-- Exercise --
Pull every line containing the word "资料来源" from the records.

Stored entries

● ● ●

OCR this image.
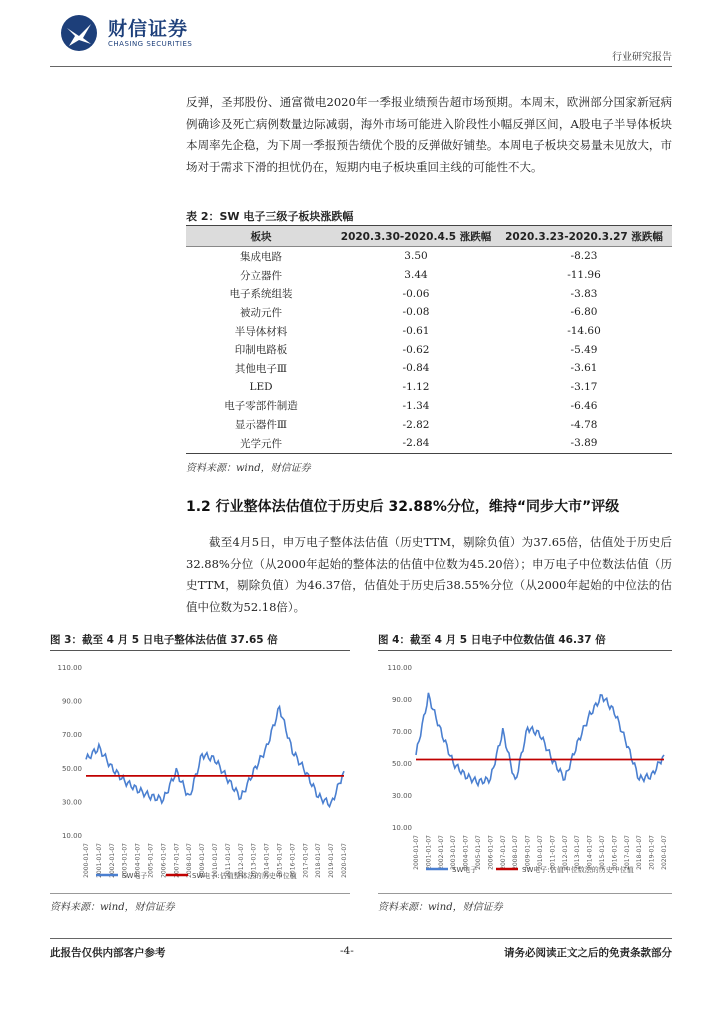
财信证券
CHASING SECURITIES
行业研究报告
反弹，圣邦股份、通富微电2020年一季报业绩预告超市场预期。本周末，欧洲部分国家新冠病例确诊及死亡病例数量边际减弱，海外市场可能进入阶段性小幅反弹区间，A股电子半导体板块本周率先企稳，为下周一季报预告绩优个股的反弹做好铺垫。本周电子板块交易量未见放大，市场对于需求下滑的担忧仍在，短期内电子板块重回主线的可能性不大。
表 2：SW 电子三级子板块涨跌幅
板块	2020.3.30-2020.4.5 涨跌幅	2020.3.23-2020.3.27 涨跌幅
集成电路	3.50	-8.23
分立器件	3.44	-11.96
电子系统组装	-0.06	-3.83
被动元件	-0.08	-6.80
半导体材料	-0.61	-14.60
印制电路板	-0.62	-5.49
其他电子Ⅲ	-0.84	-3.61
LED	-1.12	-3.17
电子零部件制造	-1.34	-6.46
显示器件Ⅲ	-2.82	-4.78
光学元件	-2.84	-3.89
资料来源：wind，财信证券
1.2 行业整体法估值位于历史后 32.88%分位，维持“同步大市”评级
截至4月5日，申万电子整体法估值（历史TTM，剔除负值）为37.65倍，估值处于历史后32.88%分位（从2000年起始的整体法的估值中位数为45.20倍）；申万电子中位数法估值（历史TTM，剔除负值）为46.37倍，估值处于历史后38.55%分位（从2000年起始的中位法的估值中位数为52.18倍）。
图 3：截至 4 月 5 日电子整体法估值 37.65 倍	图 4：截至 4 月 5 日电子中位数估值 46.37 倍
110.00
90.00
70.00
50.00
30.00
10.00
2000-01-07 2001-01-07 2002-01-07 2003-01-07 2004-01-07 2005-01-07 2006-01-07 2007-01-07 2008-01-07 2009-01-07 2010-01-07 2011-01-07 2012-01-07 2013-01-07 2014-01-07 2015-01-07 2016-01-07 2017-01-07 2018-01-07 2019-01-07 2020-01-07
SW电子	SW电子:估值整体法的历史中位值
110.00
90.00
70.00
50.00
30.00
10.00
2000-01-07 2001-01-07 2002-01-07 2003-01-07 2004-01-07 2005-01-07 2006-01-07 2007-01-07 2008-01-07 2009-01-07 2010-01-07 2011-01-07 2012-01-07 2013-01-07 2014-01-07 2015-01-07 2016-01-07 2017-01-07 2018-01-07 2019-01-07 2020-01-07
SW电子	SW电子:估值中位数法的历史中位值
资料来源：wind，财信证券	资料来源：wind，财信证券
此报告仅供内部客户参考	-4-	请务必阅读正文之后的免责条款部分
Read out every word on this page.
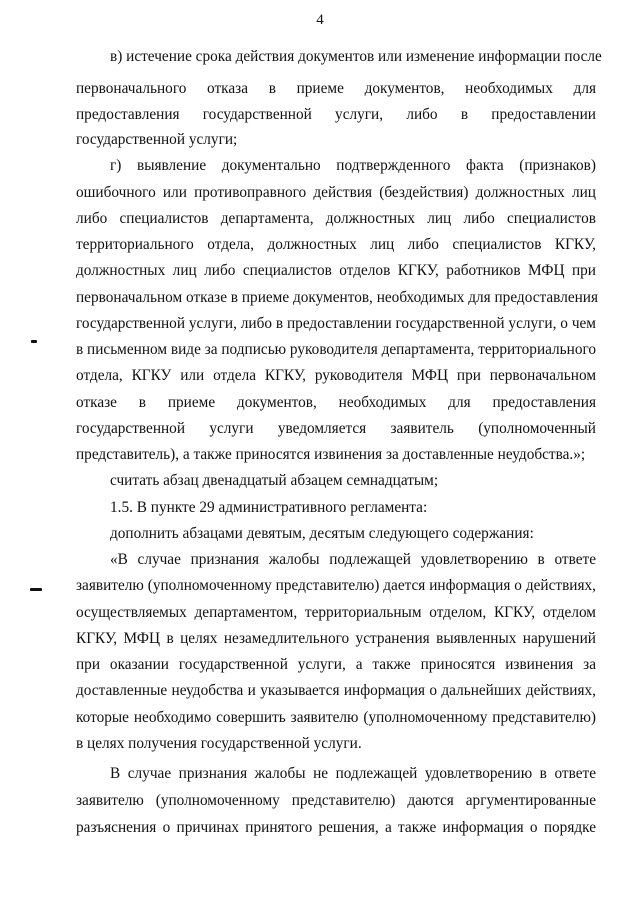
4
в) истечение срока действия документов или изменение информации после
первоначального отказа в приеме документов, необходимых для
предоставления государственной услуги, либо в предоставлении
государственной услуги;
г) выявление документально подтвержденного факта (признаков)
ошибочного или противоправного действия (бездействия) должностных лиц
либо специалистов департамента, должностных лиц либо специалистов
территориального отдела, должностных лиц либо специалистов КГКУ,
должностных лиц либо специалистов отделов КГКУ, работников МФЦ при
первоначальном отказе в приеме документов, необходимых для предоставления
государственной услуги, либо в предоставлении государственной услуги, о чем
в письменном виде за подписью руководителя департамента, территориального
отдела, КГКУ или отдела КГКУ, руководителя МФЦ при первоначальном
отказе в приеме документов, необходимых для предоставления
государственной услуги уведомляется заявитель (уполномоченный
представитель), а также приносятся извинения за доставленные неудобства.»;
считать абзац двенадцатый абзацем семнадцатым;
1.5. В пункте 29 административного регламента:
дополнить абзацами девятым, десятым следующего содержания:
«В случае признания жалобы подлежащей удовлетворению в ответе
заявителю (уполномоченному представителю) дается информация о действиях,
осуществляемых департаментом, территориальным отделом, КГКУ, отделом
КГКУ, МФЦ в целях незамедлительного устранения выявленных нарушений
при оказании государственной услуги, а также приносятся извинения за
доставленные неудобства и указывается информация о дальнейших действиях,
которые необходимо совершить заявителю (уполномоченному представителю)
в целях получения государственной услуги.
В случае признания жалобы не подлежащей удовлетворению в ответе
заявителю (уполномоченному представителю) даются аргументированные
разъяснения о причинах принятого решения, а также информация о порядке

● ● ●

-- Final answer --
资料来源：wind，财信证券
资料来源：wind，财信证券	资料来源：wind，财信证券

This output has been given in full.